→ Material provided:
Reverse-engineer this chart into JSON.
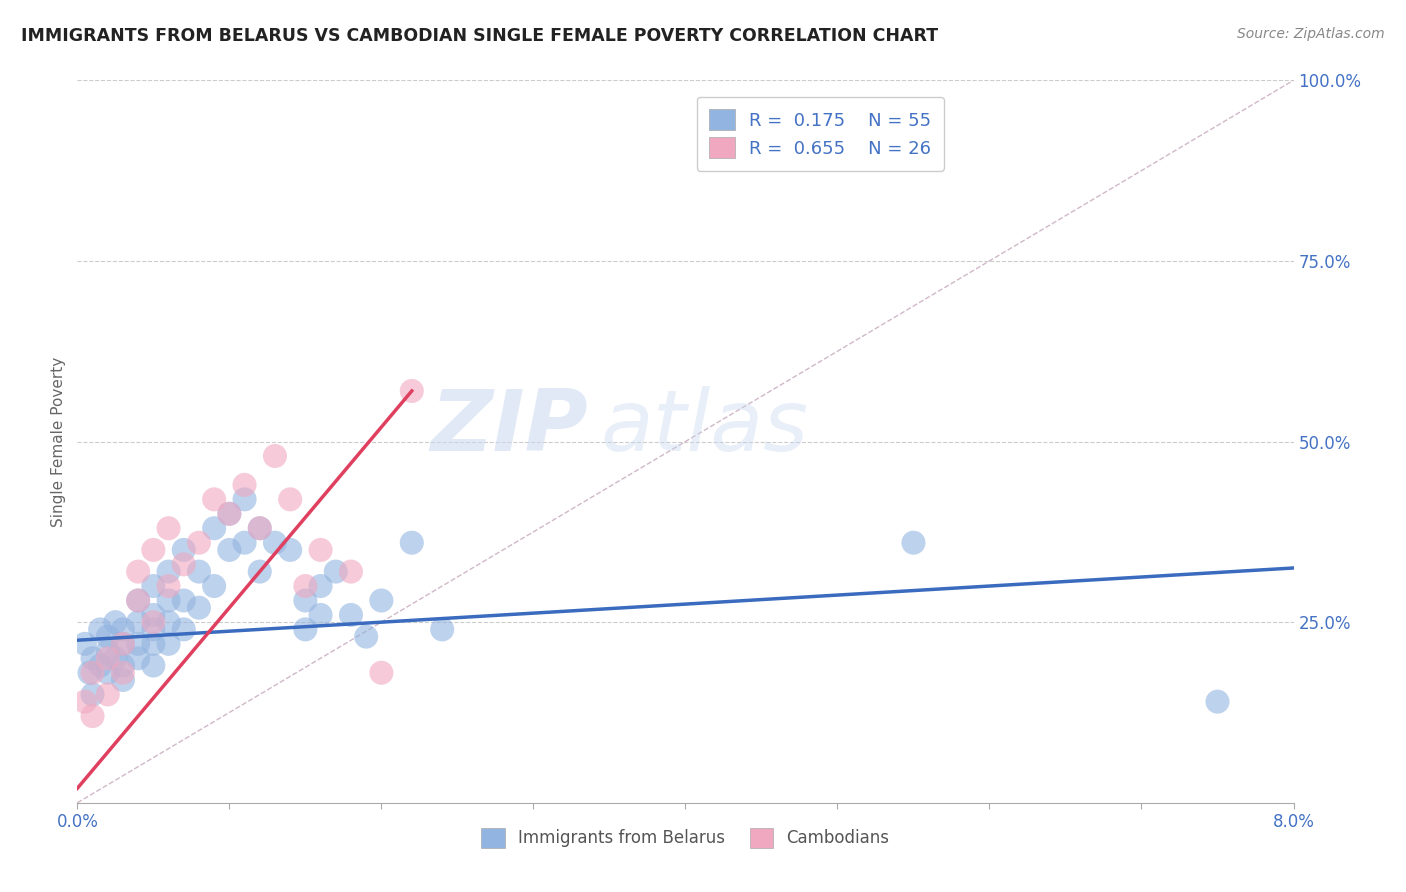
{
  "title": "IMMIGRANTS FROM BELARUS VS CAMBODIAN SINGLE FEMALE POVERTY CORRELATION CHART",
  "source": "Source: ZipAtlas.com",
  "ylabel": "Single Female Poverty",
  "right_yticklabels": [
    "100.0%",
    "75.0%",
    "50.0%",
    "25.0%",
    ""
  ],
  "right_ytick_vals": [
    1.0,
    0.75,
    0.5,
    0.25,
    0.0
  ],
  "watermark_text": "ZIP",
  "watermark_text2": "atlas",
  "background_color": "#ffffff",
  "scatter_blue_color": "#92b4e0",
  "scatter_pink_color": "#f0a8c0",
  "line_blue_color": "#3a6bbf",
  "line_pink_color": "#e04060",
  "diag_line_color": "#d0b8c8",
  "xlim": [
    0.0,
    0.08
  ],
  "ylim": [
    0.0,
    1.0
  ],
  "blue_scatter_x": [
    0.0005,
    0.0008,
    0.001,
    0.001,
    0.0015,
    0.0015,
    0.002,
    0.002,
    0.002,
    0.0025,
    0.0025,
    0.003,
    0.003,
    0.003,
    0.003,
    0.004,
    0.004,
    0.004,
    0.004,
    0.005,
    0.005,
    0.005,
    0.005,
    0.005,
    0.006,
    0.006,
    0.006,
    0.006,
    0.007,
    0.007,
    0.007,
    0.008,
    0.008,
    0.009,
    0.009,
    0.01,
    0.01,
    0.011,
    0.011,
    0.012,
    0.012,
    0.013,
    0.014,
    0.015,
    0.015,
    0.016,
    0.016,
    0.017,
    0.018,
    0.019,
    0.02,
    0.022,
    0.024,
    0.055,
    0.075
  ],
  "blue_scatter_y": [
    0.22,
    0.18,
    0.2,
    0.15,
    0.24,
    0.19,
    0.23,
    0.18,
    0.21,
    0.25,
    0.2,
    0.22,
    0.17,
    0.24,
    0.19,
    0.28,
    0.22,
    0.25,
    0.2,
    0.3,
    0.24,
    0.26,
    0.22,
    0.19,
    0.28,
    0.32,
    0.25,
    0.22,
    0.35,
    0.28,
    0.24,
    0.32,
    0.27,
    0.38,
    0.3,
    0.4,
    0.35,
    0.42,
    0.36,
    0.38,
    0.32,
    0.36,
    0.35,
    0.28,
    0.24,
    0.3,
    0.26,
    0.32,
    0.26,
    0.23,
    0.28,
    0.36,
    0.24,
    0.36,
    0.14
  ],
  "pink_scatter_x": [
    0.0005,
    0.001,
    0.001,
    0.002,
    0.002,
    0.003,
    0.003,
    0.004,
    0.004,
    0.005,
    0.005,
    0.006,
    0.006,
    0.007,
    0.008,
    0.009,
    0.01,
    0.011,
    0.012,
    0.013,
    0.014,
    0.015,
    0.016,
    0.018,
    0.02,
    0.022
  ],
  "pink_scatter_y": [
    0.14,
    0.18,
    0.12,
    0.2,
    0.15,
    0.22,
    0.18,
    0.28,
    0.32,
    0.25,
    0.35,
    0.3,
    0.38,
    0.33,
    0.36,
    0.42,
    0.4,
    0.44,
    0.38,
    0.48,
    0.42,
    0.3,
    0.35,
    0.32,
    0.18,
    0.57
  ],
  "blue_line_x": [
    0.0,
    0.08
  ],
  "blue_line_y": [
    0.225,
    0.325
  ],
  "pink_line_x": [
    0.0,
    0.022
  ],
  "pink_line_y": [
    0.02,
    0.57
  ],
  "diag_line_x": [
    0.0,
    0.08
  ],
  "diag_line_y": [
    0.0,
    1.0
  ],
  "legend1_label": "R =  0.175    N = 55",
  "legend2_label": "R =  0.655    N = 26",
  "bottom_label1": "Immigrants from Belarus",
  "bottom_label2": "Cambodians"
}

→ Problem to work on: Leaving out the pictures, repeat the data above exactly.

→ Solution for this task:
Reverse-engineer this chart into JSON.
{
  "title": "IMMIGRANTS FROM BELARUS VS CAMBODIAN SINGLE FEMALE POVERTY CORRELATION CHART",
  "source": "Source: ZipAtlas.com",
  "ylabel": "Single Female Poverty",
  "right_yticklabels": [
    "100.0%",
    "75.0%",
    "50.0%",
    "25.0%",
    ""
  ],
  "right_ytick_vals": [
    1.0,
    0.75,
    0.5,
    0.25,
    0.0
  ],
  "watermark_text": "ZIP",
  "watermark_text2": "atlas",
  "background_color": "#ffffff",
  "scatter_blue_color": "#92b4e0",
  "scatter_pink_color": "#f0a8c0",
  "line_blue_color": "#3a6bbf",
  "line_pink_color": "#e04060",
  "diag_line_color": "#d0b8c8",
  "xlim": [
    0.0,
    0.08
  ],
  "ylim": [
    0.0,
    1.0
  ],
  "blue_scatter_x": [
    0.0005,
    0.0008,
    0.001,
    0.001,
    0.0015,
    0.0015,
    0.002,
    0.002,
    0.002,
    0.0025,
    0.0025,
    0.003,
    0.003,
    0.003,
    0.003,
    0.004,
    0.004,
    0.004,
    0.004,
    0.005,
    0.005,
    0.005,
    0.005,
    0.005,
    0.006,
    0.006,
    0.006,
    0.006,
    0.007,
    0.007,
    0.007,
    0.008,
    0.008,
    0.009,
    0.009,
    0.01,
    0.01,
    0.011,
    0.011,
    0.012,
    0.012,
    0.013,
    0.014,
    0.015,
    0.015,
    0.016,
    0.016,
    0.017,
    0.018,
    0.019,
    0.02,
    0.022,
    0.024,
    0.055,
    0.075
  ],
  "blue_scatter_y": [
    0.22,
    0.18,
    0.2,
    0.15,
    0.24,
    0.19,
    0.23,
    0.18,
    0.21,
    0.25,
    0.2,
    0.22,
    0.17,
    0.24,
    0.19,
    0.28,
    0.22,
    0.25,
    0.2,
    0.3,
    0.24,
    0.26,
    0.22,
    0.19,
    0.28,
    0.32,
    0.25,
    0.22,
    0.35,
    0.28,
    0.24,
    0.32,
    0.27,
    0.38,
    0.3,
    0.4,
    0.35,
    0.42,
    0.36,
    0.38,
    0.32,
    0.36,
    0.35,
    0.28,
    0.24,
    0.3,
    0.26,
    0.32,
    0.26,
    0.23,
    0.28,
    0.36,
    0.24,
    0.36,
    0.14
  ],
  "pink_scatter_x": [
    0.0005,
    0.001,
    0.001,
    0.002,
    0.002,
    0.003,
    0.003,
    0.004,
    0.004,
    0.005,
    0.005,
    0.006,
    0.006,
    0.007,
    0.008,
    0.009,
    0.01,
    0.011,
    0.012,
    0.013,
    0.014,
    0.015,
    0.016,
    0.018,
    0.02,
    0.022
  ],
  "pink_scatter_y": [
    0.14,
    0.18,
    0.12,
    0.2,
    0.15,
    0.22,
    0.18,
    0.28,
    0.32,
    0.25,
    0.35,
    0.3,
    0.38,
    0.33,
    0.36,
    0.42,
    0.4,
    0.44,
    0.38,
    0.48,
    0.42,
    0.3,
    0.35,
    0.32,
    0.18,
    0.57
  ],
  "blue_line_x": [
    0.0,
    0.08
  ],
  "blue_line_y": [
    0.225,
    0.325
  ],
  "pink_line_x": [
    0.0,
    0.022
  ],
  "pink_line_y": [
    0.02,
    0.57
  ],
  "diag_line_x": [
    0.0,
    0.08
  ],
  "diag_line_y": [
    0.0,
    1.0
  ],
  "legend1_label": "R =  0.175    N = 55",
  "legend2_label": "R =  0.655    N = 26",
  "bottom_label1": "Immigrants from Belarus",
  "bottom_label2": "Cambodians"
}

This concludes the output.